* Pasaje proporcionado *
====================

Si el arte pone en escena aquello que está en la raíz del goce (es decir, la muerte), actualmente dos exhibiciones trabajan esa compleja trama simbólica: “Taxidermia”, de Nushi Muntaabski, y “Mocoso insolente”, de Nicanor Aráoz. La de Muntaabski construye su mundo a partir de ver la muerte como vida congelada. Y las figuras expansivas de Aráoz parecen estar en transformación permanente, como latiendo. Un museo freak de objetos e instalaciones para no perderse.
El arte es un juego perverso. Lo impulsa siempre el goce que no busca la reproducción. Por eso, el arte casi siempre pone en escena aquello que está en la raíz del goce (y del sentido): la muerte. Dos muestras actuales –con espíritu tan diverso como sólo es posible en el campo de la invención– trabajan esa compleja trama simbólica: se trata de Taxidermia, de Nushi Mun-taabski, y Mocoso insolente, de Nicanor Aráoz.

====================

* Entradas extraídas *

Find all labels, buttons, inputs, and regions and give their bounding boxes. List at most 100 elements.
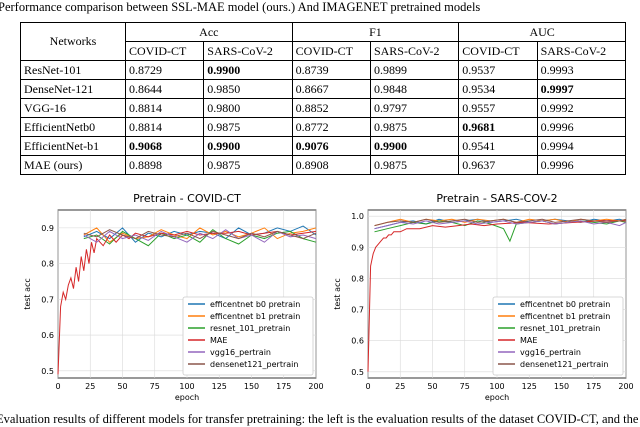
networks-header: Networks — [20, 22, 126, 61]
covid-ct-chart: Pretrain - COVID-CT 0 25 50 75 100 125 150 175 20… — [23, 192, 324, 402]
legend-label: resnet_101_pretrain — [520, 324, 600, 333]
dataset-header: COVID-CT — [124, 41, 205, 61]
table-cell: 0.9800 — [203, 98, 293, 118]
table-cell: 0.9875 — [369, 117, 460, 137]
table-cell: 0.9850 — [203, 79, 293, 99]
table-cell: 0.9994 — [536, 136, 627, 156]
y-tick-label: 0.8 — [351, 274, 364, 283]
legend-label: efficentnet b1 pretrain — [520, 312, 610, 321]
y-tick-label: 0.6 — [351, 337, 364, 346]
y-tick-label: 0.8 — [41, 260, 54, 269]
series-line — [83, 229, 317, 247]
network-name: MAE (ours) — [20, 155, 126, 175]
y-tick-label: 0.5 — [351, 368, 364, 377]
series-line — [83, 227, 317, 243]
y-tick-label: 0.5 — [41, 367, 54, 376]
series-line — [83, 225, 317, 243]
table-cell: 0.8667 — [291, 79, 371, 99]
sars-cov-2-chart: Pretrain - SARS-COV-2 0 25 50 75 100 125 150 175… — [333, 192, 634, 402]
y-tick-label: 0.7 — [41, 295, 54, 304]
y-tick-label: 0.9 — [41, 224, 54, 233]
x-tick-label: 50 — [117, 382, 127, 391]
x-tick-label: 50 — [427, 382, 437, 391]
group-header-f1: F1 — [291, 22, 460, 42]
table-cell: 0.9993 — [536, 60, 627, 80]
table-cell: 0.9848 — [369, 79, 460, 99]
legend-label: MAE — [520, 336, 537, 345]
x-tick-label: 75 — [150, 382, 160, 391]
table-row: MAE (ours) 0.8898 0.9875 0.8908 0.9875 0… — [20, 155, 627, 175]
y-axis-label: test acc — [333, 278, 342, 310]
x-axis-label: epoch — [485, 393, 509, 402]
y-tick-label: 0.7 — [351, 306, 364, 315]
table-cell: 0.9875 — [203, 117, 293, 137]
chart-title: Pretrain - SARS-COV-2 — [436, 192, 557, 205]
table-cell: 0.9900 — [369, 136, 460, 156]
table-cell: 0.8908 — [291, 155, 371, 175]
table-cell: 0.9068 — [124, 136, 205, 156]
x-tick-label: 200 — [618, 382, 633, 391]
x-tick-label: 0 — [365, 382, 370, 391]
table-cell: 0.8814 — [124, 98, 205, 118]
table-cell: 0.9997 — [536, 79, 627, 99]
table-cell: 0.9996 — [536, 117, 627, 137]
table-cell: 0.8644 — [124, 79, 205, 99]
network-name: DenseNet-121 — [20, 79, 126, 99]
legend-label: vgg16_pertrain — [210, 348, 271, 357]
network-name: ResNet-101 — [20, 60, 126, 80]
y-tick-label: 0.6 — [41, 331, 54, 340]
table-cell: 0.9992 — [536, 98, 627, 118]
x-tick-label: 25 — [395, 382, 405, 391]
dataset-header: SARS-CoV-2 — [369, 41, 460, 61]
table-cell: 0.8852 — [291, 98, 371, 118]
x-tick-label: 0 — [55, 382, 60, 391]
table-cell: 0.9541 — [458, 136, 538, 156]
y-tick-label: 0.9 — [351, 243, 364, 252]
series-line — [374, 218, 627, 227]
x-tick-label: 150 — [244, 382, 259, 391]
table-subheader-row: COVID-CT SARS-CoV-2 COVID-CT SARS-CoV-2 … — [21, 41, 627, 61]
dataset-header: COVID-CT — [291, 41, 371, 61]
table-cell: 0.8898 — [124, 155, 205, 175]
group-header-auc: AUC — [458, 22, 626, 42]
network-name: EfficientNet-b1 — [20, 136, 126, 156]
series-line — [83, 229, 317, 240]
chart-title: Pretrain - COVID-CT — [133, 192, 241, 205]
dataset-header: SARS-CoV-2 — [203, 41, 293, 61]
table-cell: 0.9637 — [458, 155, 538, 175]
table-cell: 0.9875 — [203, 155, 293, 175]
x-tick-label: 125 — [522, 382, 537, 391]
x-tick-label: 200 — [308, 382, 323, 391]
x-tick-label: 75 — [460, 382, 470, 391]
legend-label: MAE — [210, 336, 227, 345]
legend-label: efficentnet b1 pretrain — [210, 312, 300, 321]
x-tick-label: 25 — [85, 382, 95, 391]
figure-caption: Evaluation results of different models f… — [0, 412, 639, 426]
x-tick-label: 175 — [586, 382, 601, 391]
table-cell: 0.9534 — [458, 79, 538, 99]
series-line — [367, 220, 626, 372]
table-cell: 0.8729 — [124, 60, 205, 80]
table-cell: 0.9996 — [536, 155, 627, 175]
network-name: VGG-16 — [20, 98, 126, 118]
table-cell: 0.9076 — [291, 136, 371, 156]
table-cell: 0.8814 — [124, 117, 205, 137]
x-tick-label: 150 — [554, 382, 569, 391]
table-cell: 0.9681 — [458, 117, 538, 137]
dataset-header: COVID-CT — [458, 41, 538, 61]
group-header-acc: Acc — [125, 22, 293, 42]
x-tick-label: 125 — [212, 382, 227, 391]
table-row: ResNet-101 0.8729 0.9900 0.8739 0.9899 0… — [20, 60, 627, 80]
legend-label: densenet121_pertrain — [520, 360, 608, 369]
network-name: EfficientNetb0 — [20, 117, 126, 137]
table-cell: 0.9875 — [369, 155, 460, 175]
table-row: DenseNet-121 0.8644 0.9850 0.8667 0.9848… — [20, 79, 627, 99]
legend-label: densenet121_pertrain — [210, 360, 298, 369]
table-cell: 0.9900 — [203, 136, 293, 156]
legend-box — [182, 296, 314, 376]
x-tick-label: 175 — [276, 382, 291, 391]
table-row: EfficientNetb0 0.8814 0.9875 0.8772 0.98… — [20, 117, 627, 137]
table-row: VGG-16 0.8814 0.9800 0.8852 0.9797 0.955… — [20, 98, 627, 118]
legend-label: efficentnet b0 pretrain — [520, 300, 610, 309]
table-cell: 0.9797 — [369, 98, 460, 118]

====================

* Consigna A *
Responde estas preguntas sobre el pasaje proporcionado:
(i) ¿Cómo se titula la exhibición de Nicanor Aráoz?
(ii) ¿A partir de qué construye su mundo la muestra de Muntaabski?
(iii) ¿Qué impulsa siempre al arte?
* Consigna B *
Transcribe literalmente el fragmento del pasaje proporcionado que va de "El arte es un" a "insolente, de Nicanor Aráoz.", ambos incluidos.

* Respuesta correcta A *
(i) Se titula "Mocoso insolente".
(ii) La construye a partir de ver la muerte como vida congelada.
(iii) Lo impulsa siempre el goce que no busca la reproducción.

* Respuesta correcta B *
El arte es un juego perverso. Lo impulsa siempre el goce que no busca la reproducción. Por eso, el arte casi siempre pone en escena aquello que está en la raíz del goce (y del sentido): la muerte. Dos muestras actuales –con espíritu tan diverso como sólo es posible en el campo de la invención– trabajan esa compleja trama simbólica: se trata de Taxidermia, de Nushi Mun-taabski, y Mocoso insolente, de Nicanor Aráoz.